DIRECTIVE: Search the data for the word "Output". Reproduce every line where it is found.

DATA:
>> BEGIN

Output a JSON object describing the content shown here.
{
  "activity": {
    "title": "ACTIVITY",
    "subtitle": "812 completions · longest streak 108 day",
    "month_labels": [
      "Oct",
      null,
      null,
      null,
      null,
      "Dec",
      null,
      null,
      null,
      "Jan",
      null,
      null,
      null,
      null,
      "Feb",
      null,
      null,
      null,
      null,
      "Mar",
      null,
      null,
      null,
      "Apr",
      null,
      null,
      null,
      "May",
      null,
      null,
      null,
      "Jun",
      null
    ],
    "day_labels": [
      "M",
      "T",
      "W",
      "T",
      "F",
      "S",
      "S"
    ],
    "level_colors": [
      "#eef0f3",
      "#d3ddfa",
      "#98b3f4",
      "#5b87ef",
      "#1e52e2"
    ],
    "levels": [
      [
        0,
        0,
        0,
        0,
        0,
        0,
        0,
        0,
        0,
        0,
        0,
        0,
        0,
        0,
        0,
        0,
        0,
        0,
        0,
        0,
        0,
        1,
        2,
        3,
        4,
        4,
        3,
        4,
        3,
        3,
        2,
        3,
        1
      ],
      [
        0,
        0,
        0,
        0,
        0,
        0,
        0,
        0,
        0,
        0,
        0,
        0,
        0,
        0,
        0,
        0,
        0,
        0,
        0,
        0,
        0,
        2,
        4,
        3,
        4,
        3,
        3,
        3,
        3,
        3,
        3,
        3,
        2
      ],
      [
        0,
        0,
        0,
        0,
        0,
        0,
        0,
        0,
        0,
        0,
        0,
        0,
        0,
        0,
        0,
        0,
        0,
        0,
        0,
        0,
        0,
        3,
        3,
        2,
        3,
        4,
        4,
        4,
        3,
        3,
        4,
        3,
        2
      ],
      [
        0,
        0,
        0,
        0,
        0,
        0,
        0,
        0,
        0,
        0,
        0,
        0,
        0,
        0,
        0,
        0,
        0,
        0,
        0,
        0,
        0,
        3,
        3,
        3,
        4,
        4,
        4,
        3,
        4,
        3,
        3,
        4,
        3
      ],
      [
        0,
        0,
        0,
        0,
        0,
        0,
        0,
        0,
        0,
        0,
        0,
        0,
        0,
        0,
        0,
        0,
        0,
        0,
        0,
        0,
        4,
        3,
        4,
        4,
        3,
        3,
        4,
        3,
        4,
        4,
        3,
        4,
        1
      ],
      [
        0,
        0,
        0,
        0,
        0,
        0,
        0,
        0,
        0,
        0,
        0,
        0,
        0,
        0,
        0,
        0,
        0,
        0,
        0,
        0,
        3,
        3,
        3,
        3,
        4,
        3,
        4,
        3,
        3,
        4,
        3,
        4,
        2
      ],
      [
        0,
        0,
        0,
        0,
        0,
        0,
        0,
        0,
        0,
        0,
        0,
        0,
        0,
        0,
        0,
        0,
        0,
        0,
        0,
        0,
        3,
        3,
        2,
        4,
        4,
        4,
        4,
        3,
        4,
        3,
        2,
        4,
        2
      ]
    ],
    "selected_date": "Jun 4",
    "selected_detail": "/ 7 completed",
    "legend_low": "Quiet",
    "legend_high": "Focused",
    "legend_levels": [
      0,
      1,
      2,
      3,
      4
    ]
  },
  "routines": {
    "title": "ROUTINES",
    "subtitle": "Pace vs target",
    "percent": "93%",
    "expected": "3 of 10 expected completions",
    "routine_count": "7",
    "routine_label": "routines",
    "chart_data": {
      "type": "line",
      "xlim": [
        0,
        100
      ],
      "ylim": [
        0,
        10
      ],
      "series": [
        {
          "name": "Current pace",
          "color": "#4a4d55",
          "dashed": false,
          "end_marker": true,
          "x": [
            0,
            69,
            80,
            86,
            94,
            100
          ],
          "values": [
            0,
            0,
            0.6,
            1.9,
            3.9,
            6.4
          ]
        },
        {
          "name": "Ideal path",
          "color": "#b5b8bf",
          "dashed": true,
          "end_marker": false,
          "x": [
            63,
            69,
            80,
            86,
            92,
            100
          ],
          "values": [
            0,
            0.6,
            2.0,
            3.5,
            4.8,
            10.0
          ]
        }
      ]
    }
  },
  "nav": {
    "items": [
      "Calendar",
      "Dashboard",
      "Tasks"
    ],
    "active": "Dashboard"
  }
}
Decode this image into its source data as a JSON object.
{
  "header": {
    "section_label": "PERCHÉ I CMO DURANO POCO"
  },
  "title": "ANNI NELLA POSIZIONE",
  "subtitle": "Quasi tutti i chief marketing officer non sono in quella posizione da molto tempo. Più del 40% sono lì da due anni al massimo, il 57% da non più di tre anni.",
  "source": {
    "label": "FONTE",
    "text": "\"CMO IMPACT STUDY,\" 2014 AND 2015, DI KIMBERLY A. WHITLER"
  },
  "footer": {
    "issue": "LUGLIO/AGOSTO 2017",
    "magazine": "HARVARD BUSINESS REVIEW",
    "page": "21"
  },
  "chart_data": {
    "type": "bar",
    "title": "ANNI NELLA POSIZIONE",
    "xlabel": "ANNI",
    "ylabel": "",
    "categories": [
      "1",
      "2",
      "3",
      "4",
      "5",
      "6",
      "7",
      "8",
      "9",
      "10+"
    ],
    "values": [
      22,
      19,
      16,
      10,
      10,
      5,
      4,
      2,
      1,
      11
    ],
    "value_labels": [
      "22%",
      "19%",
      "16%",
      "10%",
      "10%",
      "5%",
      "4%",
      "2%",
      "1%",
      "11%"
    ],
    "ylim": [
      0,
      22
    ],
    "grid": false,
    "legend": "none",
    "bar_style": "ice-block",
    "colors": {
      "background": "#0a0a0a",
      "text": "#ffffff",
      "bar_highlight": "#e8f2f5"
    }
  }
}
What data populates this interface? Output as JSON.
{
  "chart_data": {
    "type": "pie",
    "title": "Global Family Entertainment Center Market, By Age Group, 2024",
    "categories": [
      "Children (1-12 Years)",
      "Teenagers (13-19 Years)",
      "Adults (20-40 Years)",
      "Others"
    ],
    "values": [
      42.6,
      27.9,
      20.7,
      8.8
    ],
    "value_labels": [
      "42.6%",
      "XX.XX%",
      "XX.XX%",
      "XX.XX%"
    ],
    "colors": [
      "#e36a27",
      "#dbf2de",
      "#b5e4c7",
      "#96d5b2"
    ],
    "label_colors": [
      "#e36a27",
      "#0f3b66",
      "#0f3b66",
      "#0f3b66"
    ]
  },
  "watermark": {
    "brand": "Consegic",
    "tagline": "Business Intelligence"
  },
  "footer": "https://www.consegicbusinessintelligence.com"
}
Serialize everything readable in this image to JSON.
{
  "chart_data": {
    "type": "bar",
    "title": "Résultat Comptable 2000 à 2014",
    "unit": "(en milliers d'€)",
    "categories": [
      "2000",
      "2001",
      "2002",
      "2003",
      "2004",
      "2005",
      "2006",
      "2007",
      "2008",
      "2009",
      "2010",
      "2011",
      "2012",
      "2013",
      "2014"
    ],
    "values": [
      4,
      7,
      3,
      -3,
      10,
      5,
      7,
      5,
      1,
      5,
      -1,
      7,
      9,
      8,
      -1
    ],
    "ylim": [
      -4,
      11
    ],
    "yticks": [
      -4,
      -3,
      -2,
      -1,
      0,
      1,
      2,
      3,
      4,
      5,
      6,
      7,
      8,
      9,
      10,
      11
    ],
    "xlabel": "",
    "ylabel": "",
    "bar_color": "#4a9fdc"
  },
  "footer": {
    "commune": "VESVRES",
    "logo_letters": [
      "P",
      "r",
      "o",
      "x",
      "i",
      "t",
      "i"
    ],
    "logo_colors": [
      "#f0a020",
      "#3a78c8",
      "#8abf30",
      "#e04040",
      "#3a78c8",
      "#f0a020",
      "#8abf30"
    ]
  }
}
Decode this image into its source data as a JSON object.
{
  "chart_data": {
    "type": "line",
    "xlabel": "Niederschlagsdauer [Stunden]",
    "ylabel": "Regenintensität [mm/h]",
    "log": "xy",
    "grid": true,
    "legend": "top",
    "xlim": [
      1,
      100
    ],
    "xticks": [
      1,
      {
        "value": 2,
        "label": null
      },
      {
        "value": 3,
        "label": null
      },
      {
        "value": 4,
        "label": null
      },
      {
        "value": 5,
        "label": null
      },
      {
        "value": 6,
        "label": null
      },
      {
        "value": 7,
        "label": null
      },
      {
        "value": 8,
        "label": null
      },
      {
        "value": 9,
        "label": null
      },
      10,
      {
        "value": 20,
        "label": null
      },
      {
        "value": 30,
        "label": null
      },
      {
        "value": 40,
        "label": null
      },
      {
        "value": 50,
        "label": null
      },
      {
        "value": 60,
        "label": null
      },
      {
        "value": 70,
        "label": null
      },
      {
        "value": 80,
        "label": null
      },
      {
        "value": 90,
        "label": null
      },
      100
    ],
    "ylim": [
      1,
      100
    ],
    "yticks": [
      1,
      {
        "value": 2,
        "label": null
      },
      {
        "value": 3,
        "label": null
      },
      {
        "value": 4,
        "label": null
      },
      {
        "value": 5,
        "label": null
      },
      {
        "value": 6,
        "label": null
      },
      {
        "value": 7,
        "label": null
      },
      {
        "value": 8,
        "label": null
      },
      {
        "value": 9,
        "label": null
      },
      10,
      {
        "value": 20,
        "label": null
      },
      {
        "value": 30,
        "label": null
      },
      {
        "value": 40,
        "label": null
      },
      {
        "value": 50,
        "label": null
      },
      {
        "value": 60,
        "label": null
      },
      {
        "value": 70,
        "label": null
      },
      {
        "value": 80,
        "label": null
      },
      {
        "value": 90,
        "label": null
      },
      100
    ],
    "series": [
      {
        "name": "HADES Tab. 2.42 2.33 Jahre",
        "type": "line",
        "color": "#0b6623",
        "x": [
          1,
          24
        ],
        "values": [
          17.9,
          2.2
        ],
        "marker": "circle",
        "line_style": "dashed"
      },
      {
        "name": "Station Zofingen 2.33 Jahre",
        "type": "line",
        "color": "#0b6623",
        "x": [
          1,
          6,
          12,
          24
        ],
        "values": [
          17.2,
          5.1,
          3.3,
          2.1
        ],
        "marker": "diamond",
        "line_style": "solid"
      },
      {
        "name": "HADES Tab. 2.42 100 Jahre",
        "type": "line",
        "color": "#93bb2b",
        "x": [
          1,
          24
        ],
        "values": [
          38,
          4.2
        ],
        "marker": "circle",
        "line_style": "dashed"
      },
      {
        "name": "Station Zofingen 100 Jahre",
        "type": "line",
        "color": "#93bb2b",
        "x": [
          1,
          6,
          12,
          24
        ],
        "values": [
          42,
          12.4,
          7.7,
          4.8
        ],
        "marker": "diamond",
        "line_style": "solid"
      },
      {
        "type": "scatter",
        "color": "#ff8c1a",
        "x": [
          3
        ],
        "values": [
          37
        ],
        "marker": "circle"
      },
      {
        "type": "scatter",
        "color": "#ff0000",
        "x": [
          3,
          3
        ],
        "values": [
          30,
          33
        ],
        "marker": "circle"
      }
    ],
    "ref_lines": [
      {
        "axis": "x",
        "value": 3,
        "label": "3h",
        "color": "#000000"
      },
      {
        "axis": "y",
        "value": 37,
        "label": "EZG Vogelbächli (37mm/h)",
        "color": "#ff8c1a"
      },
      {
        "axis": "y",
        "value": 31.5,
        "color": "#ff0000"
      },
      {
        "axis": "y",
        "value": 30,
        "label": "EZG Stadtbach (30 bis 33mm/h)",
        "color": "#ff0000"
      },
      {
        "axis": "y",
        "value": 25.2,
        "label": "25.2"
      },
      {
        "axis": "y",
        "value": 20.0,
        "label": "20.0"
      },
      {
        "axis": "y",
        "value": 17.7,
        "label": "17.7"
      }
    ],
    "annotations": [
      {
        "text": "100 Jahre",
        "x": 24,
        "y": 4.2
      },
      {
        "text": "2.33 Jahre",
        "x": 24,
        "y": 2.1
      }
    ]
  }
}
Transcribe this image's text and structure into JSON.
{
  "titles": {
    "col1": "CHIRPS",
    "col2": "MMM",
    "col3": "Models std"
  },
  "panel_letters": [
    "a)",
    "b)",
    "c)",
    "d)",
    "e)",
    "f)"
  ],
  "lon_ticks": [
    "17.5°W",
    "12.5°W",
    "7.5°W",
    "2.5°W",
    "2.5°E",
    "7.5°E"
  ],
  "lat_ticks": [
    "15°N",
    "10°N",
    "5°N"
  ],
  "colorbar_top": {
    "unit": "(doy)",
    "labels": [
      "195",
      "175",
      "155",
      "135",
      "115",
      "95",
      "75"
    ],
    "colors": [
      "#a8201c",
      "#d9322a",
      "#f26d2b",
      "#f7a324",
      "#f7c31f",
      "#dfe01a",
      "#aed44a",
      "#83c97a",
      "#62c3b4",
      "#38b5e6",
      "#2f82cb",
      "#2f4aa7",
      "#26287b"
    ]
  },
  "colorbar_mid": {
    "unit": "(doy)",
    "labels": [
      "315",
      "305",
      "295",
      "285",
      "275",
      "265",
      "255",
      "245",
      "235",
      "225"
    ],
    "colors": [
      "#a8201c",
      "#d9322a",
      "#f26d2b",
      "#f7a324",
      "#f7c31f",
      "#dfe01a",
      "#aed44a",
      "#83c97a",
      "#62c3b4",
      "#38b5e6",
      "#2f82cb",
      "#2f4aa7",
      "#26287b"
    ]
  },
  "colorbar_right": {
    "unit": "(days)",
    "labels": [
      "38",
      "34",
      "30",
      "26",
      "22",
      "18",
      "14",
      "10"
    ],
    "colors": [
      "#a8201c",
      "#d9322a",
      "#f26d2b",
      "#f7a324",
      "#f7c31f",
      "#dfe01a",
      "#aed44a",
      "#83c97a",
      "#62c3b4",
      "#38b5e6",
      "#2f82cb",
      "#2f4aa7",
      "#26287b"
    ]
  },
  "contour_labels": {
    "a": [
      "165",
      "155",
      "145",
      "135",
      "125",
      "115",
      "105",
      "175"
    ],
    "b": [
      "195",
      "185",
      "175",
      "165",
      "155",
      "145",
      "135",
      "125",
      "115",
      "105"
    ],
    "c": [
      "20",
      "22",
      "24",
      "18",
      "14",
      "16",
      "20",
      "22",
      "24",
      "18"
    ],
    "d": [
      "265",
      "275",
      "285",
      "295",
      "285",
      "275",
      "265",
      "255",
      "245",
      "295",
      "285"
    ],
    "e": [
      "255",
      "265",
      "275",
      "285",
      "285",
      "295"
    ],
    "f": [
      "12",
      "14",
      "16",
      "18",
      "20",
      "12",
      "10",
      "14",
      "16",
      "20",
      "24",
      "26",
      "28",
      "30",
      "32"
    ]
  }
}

>> END

TASK SOLUTION:
Output a JSON object describing the content shown here.
What data populates this interface? Output as JSON.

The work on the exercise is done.